Dataset excerpt:
********

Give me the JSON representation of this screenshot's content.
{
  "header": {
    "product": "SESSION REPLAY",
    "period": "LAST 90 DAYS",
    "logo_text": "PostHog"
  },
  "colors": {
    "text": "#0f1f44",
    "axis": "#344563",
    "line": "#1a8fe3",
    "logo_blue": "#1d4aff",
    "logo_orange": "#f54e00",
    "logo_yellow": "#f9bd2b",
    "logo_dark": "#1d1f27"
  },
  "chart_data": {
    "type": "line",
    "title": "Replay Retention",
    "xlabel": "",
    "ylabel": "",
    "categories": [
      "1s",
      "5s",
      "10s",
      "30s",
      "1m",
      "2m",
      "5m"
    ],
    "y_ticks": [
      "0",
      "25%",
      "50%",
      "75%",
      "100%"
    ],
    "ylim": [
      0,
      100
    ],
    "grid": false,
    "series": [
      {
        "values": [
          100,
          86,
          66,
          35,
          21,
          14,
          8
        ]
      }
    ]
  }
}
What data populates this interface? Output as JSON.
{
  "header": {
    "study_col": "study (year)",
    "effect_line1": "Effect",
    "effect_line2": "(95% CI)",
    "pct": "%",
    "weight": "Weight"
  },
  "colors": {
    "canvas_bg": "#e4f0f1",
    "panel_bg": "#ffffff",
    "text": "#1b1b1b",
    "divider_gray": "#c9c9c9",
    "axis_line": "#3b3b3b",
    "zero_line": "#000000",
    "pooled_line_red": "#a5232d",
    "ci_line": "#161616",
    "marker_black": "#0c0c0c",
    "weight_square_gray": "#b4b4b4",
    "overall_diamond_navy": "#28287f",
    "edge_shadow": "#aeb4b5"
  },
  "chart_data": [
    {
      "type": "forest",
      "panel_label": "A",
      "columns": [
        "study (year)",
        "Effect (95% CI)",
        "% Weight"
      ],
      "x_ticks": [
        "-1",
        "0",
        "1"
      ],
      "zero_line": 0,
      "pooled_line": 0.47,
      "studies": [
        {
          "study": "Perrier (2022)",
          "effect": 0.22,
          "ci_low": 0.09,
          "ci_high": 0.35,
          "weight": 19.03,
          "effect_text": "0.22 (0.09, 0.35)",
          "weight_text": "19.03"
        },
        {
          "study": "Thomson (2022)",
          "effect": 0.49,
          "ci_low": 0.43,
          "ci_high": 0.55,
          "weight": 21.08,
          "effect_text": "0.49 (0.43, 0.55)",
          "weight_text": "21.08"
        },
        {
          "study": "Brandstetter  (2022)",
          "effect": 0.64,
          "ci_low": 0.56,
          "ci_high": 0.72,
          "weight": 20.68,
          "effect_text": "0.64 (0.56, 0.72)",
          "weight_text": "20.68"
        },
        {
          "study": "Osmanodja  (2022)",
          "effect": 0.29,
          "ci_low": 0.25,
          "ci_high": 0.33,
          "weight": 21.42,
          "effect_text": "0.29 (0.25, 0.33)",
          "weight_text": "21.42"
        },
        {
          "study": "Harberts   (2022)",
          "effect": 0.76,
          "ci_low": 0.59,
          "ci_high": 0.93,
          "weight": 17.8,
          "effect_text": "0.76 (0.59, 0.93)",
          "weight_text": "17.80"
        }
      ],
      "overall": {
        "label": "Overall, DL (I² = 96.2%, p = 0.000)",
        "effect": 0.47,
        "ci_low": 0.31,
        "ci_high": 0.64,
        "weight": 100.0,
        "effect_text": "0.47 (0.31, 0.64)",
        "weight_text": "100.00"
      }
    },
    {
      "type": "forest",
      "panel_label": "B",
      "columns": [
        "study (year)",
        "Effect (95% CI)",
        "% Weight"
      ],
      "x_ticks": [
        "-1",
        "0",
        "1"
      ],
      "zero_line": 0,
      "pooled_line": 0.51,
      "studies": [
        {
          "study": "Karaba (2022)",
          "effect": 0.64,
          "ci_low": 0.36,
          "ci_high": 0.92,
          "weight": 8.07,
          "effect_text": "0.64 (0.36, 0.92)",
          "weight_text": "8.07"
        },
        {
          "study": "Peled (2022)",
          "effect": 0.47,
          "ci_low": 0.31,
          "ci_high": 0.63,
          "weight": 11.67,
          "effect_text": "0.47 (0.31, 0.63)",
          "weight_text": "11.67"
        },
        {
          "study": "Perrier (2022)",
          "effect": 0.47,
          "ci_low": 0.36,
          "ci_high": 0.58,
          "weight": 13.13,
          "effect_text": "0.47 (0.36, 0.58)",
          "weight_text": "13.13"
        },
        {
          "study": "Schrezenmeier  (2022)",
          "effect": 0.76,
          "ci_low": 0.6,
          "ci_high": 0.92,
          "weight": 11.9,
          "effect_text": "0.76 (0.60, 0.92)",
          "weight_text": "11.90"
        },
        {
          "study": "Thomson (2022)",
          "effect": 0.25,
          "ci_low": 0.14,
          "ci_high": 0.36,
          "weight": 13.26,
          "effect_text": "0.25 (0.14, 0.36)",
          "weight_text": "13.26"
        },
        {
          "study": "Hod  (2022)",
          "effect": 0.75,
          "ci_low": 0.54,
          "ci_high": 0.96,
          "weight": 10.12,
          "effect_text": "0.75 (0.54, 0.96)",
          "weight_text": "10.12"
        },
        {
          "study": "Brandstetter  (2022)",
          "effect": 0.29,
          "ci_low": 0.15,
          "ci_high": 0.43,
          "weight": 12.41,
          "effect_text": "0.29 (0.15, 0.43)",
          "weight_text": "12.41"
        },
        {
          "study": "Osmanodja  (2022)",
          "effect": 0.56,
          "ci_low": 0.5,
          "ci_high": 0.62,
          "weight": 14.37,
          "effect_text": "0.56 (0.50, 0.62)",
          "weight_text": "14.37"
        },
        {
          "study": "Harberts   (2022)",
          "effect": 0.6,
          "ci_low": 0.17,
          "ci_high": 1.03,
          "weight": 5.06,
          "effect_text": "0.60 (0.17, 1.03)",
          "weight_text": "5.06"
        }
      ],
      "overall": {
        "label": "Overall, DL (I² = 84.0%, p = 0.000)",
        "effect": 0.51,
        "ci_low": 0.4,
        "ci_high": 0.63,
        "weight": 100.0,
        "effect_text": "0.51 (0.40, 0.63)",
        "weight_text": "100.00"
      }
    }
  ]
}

********

_What is expected_
Output the records above in their entirety, exactly.

_Reply to the task_
Give me the JSON representation of this screenshot's content.
{
  "header": {
    "product": "SESSION REPLAY",
    "period": "LAST 90 DAYS",
    "logo_text": "PostHog"
  },
  "colors": {
    "text": "#0f1f44",
    "axis": "#344563",
    "line": "#1a8fe3",
    "logo_blue": "#1d4aff",
    "logo_orange": "#f54e00",
    "logo_yellow": "#f9bd2b",
    "logo_dark": "#1d1f27"
  },
  "chart_data": {
    "type": "line",
    "title": "Replay Retention",
    "xlabel": "",
    "ylabel": "",
    "categories": [
      "1s",
      "5s",
      "10s",
      "30s",
      "1m",
      "2m",
      "5m"
    ],
    "y_ticks": [
      "0",
      "25%",
      "50%",
      "75%",
      "100%"
    ],
    "ylim": [
      0,
      100
    ],
    "grid": false,
    "series": [
      {
        "values": [
          100,
          86,
          66,
          35,
          21,
          14,
          8
        ]
      }
    ]
  }
}
What data populates this interface? Output as JSON.
{
  "header": {
    "study_col": "study (year)",
    "effect_line1": "Effect",
    "effect_line2": "(95% CI)",
    "pct": "%",
    "weight": "Weight"
  },
  "colors": {
    "canvas_bg": "#e4f0f1",
    "panel_bg": "#ffffff",
    "text": "#1b1b1b",
    "divider_gray": "#c9c9c9",
    "axis_line": "#3b3b3b",
    "zero_line": "#000000",
    "pooled_line_red": "#a5232d",
    "ci_line": "#161616",
    "marker_black": "#0c0c0c",
    "weight_square_gray": "#b4b4b4",
    "overall_diamond_navy": "#28287f",
    "edge_shadow": "#aeb4b5"
  },
  "chart_data": [
    {
      "type": "forest",
      "panel_label": "A",
      "columns": [
        "study (year)",
        "Effect (95% CI)",
        "% Weight"
      ],
      "x_ticks": [
        "-1",
        "0",
        "1"
      ],
      "zero_line": 0,
      "pooled_line": 0.47,
      "studies": [
        {
          "study": "Perrier (2022)",
          "effect": 0.22,
          "ci_low": 0.09,
          "ci_high": 0.35,
          "weight": 19.03,
          "effect_text": "0.22 (0.09, 0.35)",
          "weight_text": "19.03"
        },
        {
          "study": "Thomson (2022)",
          "effect": 0.49,
          "ci_low": 0.43,
          "ci_high": 0.55,
          "weight": 21.08,
          "effect_text": "0.49 (0.43, 0.55)",
          "weight_text": "21.08"
        },
        {
          "study": "Brandstetter  (2022)",
          "effect": 0.64,
          "ci_low": 0.56,
          "ci_high": 0.72,
          "weight": 20.68,
          "effect_text": "0.64 (0.56, 0.72)",
          "weight_text": "20.68"
        },
        {
          "study": "Osmanodja  (2022)",
          "effect": 0.29,
          "ci_low": 0.25,
          "ci_high": 0.33,
          "weight": 21.42,
          "effect_text": "0.29 (0.25, 0.33)",
          "weight_text": "21.42"
        },
        {
          "study": "Harberts   (2022)",
          "effect": 0.76,
          "ci_low": 0.59,
          "ci_high": 0.93,
          "weight": 17.8,
          "effect_text": "0.76 (0.59, 0.93)",
          "weight_text": "17.80"
        }
      ],
      "overall": {
        "label": "Overall, DL (I² = 96.2%, p = 0.000)",
        "effect": 0.47,
        "ci_low": 0.31,
        "ci_high": 0.64,
        "weight": 100.0,
        "effect_text": "0.47 (0.31, 0.64)",
        "weight_text": "100.00"
      }
    },
    {
      "type": "forest",
      "panel_label": "B",
      "columns": [
        "study (year)",
        "Effect (95% CI)",
        "% Weight"
      ],
      "x_ticks": [
        "-1",
        "0",
        "1"
      ],
      "zero_line": 0,
      "pooled_line": 0.51,
      "studies": [
        {
          "study": "Karaba (2022)",
          "effect": 0.64,
          "ci_low": 0.36,
          "ci_high": 0.92,
          "weight": 8.07,
          "effect_text": "0.64 (0.36, 0.92)",
          "weight_text": "8.07"
        },
        {
          "study": "Peled (2022)",
          "effect": 0.47,
          "ci_low": 0.31,
          "ci_high": 0.63,
          "weight": 11.67,
          "effect_text": "0.47 (0.31, 0.63)",
          "weight_text": "11.67"
        },
        {
          "study": "Perrier (2022)",
          "effect": 0.47,
          "ci_low": 0.36,
          "ci_high": 0.58,
          "weight": 13.13,
          "effect_text": "0.47 (0.36, 0.58)",
          "weight_text": "13.13"
        },
        {
          "study": "Schrezenmeier  (2022)",
          "effect": 0.76,
          "ci_low": 0.6,
          "ci_high": 0.92,
          "weight": 11.9,
          "effect_text": "0.76 (0.60, 0.92)",
          "weight_text": "11.90"
        },
        {
          "study": "Thomson (2022)",
          "effect": 0.25,
          "ci_low": 0.14,
          "ci_high": 0.36,
          "weight": 13.26,
          "effect_text": "0.25 (0.14, 0.36)",
          "weight_text": "13.26"
        },
        {
          "study": "Hod  (2022)",
          "effect": 0.75,
          "ci_low": 0.54,
          "ci_high": 0.96,
          "weight": 10.12,
          "effect_text": "0.75 (0.54, 0.96)",
          "weight_text": "10.12"
        },
        {
          "study": "Brandstetter  (2022)",
          "effect": 0.29,
          "ci_low": 0.15,
          "ci_high": 0.43,
          "weight": 12.41,
          "effect_text": "0.29 (0.15, 0.43)",
          "weight_text": "12.41"
        },
        {
          "study": "Osmanodja  (2022)",
          "effect": 0.56,
          "ci_low": 0.5,
          "ci_high": 0.62,
          "weight": 14.37,
          "effect_text": "0.56 (0.50, 0.62)",
          "weight_text": "14.37"
        },
        {
          "study": "Harberts   (2022)",
          "effect": 0.6,
          "ci_low": 0.17,
          "ci_high": 1.03,
          "weight": 5.06,
          "effect_text": "0.60 (0.17, 1.03)",
          "weight_text": "5.06"
        }
      ],
      "overall": {
        "label": "Overall, DL (I² = 84.0%, p = 0.000)",
        "effect": 0.51,
        "ci_low": 0.4,
        "ci_high": 0.63,
        "weight": 100.0,
        "effect_text": "0.51 (0.40, 0.63)",
        "weight_text": "100.00"
      }
    }
  ]
}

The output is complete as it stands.